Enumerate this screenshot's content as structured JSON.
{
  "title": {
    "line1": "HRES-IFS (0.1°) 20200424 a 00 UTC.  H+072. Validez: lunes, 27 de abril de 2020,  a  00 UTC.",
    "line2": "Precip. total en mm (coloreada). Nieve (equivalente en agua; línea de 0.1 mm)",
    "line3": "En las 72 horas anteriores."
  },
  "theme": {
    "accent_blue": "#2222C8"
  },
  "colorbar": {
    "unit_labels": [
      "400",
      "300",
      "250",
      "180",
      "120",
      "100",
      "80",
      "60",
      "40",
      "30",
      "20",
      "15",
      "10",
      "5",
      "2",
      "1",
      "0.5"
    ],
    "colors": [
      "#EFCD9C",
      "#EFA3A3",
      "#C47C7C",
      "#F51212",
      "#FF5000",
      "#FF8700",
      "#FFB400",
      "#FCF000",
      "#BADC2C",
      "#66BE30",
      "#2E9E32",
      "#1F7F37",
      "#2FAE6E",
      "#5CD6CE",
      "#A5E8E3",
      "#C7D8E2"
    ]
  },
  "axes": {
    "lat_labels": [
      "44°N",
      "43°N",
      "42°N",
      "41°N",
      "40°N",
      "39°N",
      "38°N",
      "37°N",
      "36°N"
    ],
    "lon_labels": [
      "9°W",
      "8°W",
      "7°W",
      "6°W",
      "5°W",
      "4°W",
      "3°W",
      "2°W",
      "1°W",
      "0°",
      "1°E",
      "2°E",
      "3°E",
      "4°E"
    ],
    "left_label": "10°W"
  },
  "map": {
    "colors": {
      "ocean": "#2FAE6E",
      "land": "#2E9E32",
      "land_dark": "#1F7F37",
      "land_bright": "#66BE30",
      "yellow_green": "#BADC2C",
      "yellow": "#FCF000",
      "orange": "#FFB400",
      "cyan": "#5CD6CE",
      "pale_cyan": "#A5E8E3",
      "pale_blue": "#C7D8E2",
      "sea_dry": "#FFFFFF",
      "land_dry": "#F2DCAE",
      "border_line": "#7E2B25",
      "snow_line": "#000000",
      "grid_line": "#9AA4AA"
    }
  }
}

### Short task
Output the data above exactly, please, line for line.

### Solved problem
Enumerate this screenshot's content as structured JSON.
{
  "title": {
    "line1": "HRES-IFS (0.1°) 20200424 a 00 UTC.  H+072. Validez: lunes, 27 de abril de 2020,  a  00 UTC.",
    "line2": "Precip. total en mm (coloreada). Nieve (equivalente en agua; línea de 0.1 mm)",
    "line3": "En las 72 horas anteriores."
  },
  "theme": {
    "accent_blue": "#2222C8"
  },
  "colorbar": {
    "unit_labels": [
      "400",
      "300",
      "250",
      "180",
      "120",
      "100",
      "80",
      "60",
      "40",
      "30",
      "20",
      "15",
      "10",
      "5",
      "2",
      "1",
      "0.5"
    ],
    "colors": [
      "#EFCD9C",
      "#EFA3A3",
      "#C47C7C",
      "#F51212",
      "#FF5000",
      "#FF8700",
      "#FFB400",
      "#FCF000",
      "#BADC2C",
      "#66BE30",
      "#2E9E32",
      "#1F7F37",
      "#2FAE6E",
      "#5CD6CE",
      "#A5E8E3",
      "#C7D8E2"
    ]
  },
  "axes": {
    "lat_labels": [
      "44°N",
      "43°N",
      "42°N",
      "41°N",
      "40°N",
      "39°N",
      "38°N",
      "37°N",
      "36°N"
    ],
    "lon_labels": [
      "9°W",
      "8°W",
      "7°W",
      "6°W",
      "5°W",
      "4°W",
      "3°W",
      "2°W",
      "1°W",
      "0°",
      "1°E",
      "2°E",
      "3°E",
      "4°E"
    ],
    "left_label": "10°W"
  },
  "map": {
    "colors": {
      "ocean": "#2FAE6E",
      "land": "#2E9E32",
      "land_dark": "#1F7F37",
      "land_bright": "#66BE30",
      "yellow_green": "#BADC2C",
      "yellow": "#FCF000",
      "orange": "#FFB400",
      "cyan": "#5CD6CE",
      "pale_cyan": "#A5E8E3",
      "pale_blue": "#C7D8E2",
      "sea_dry": "#FFFFFF",
      "land_dry": "#F2DCAE",
      "border_line": "#7E2B25",
      "snow_line": "#000000",
      "grid_line": "#9AA4AA"
    }
  }
}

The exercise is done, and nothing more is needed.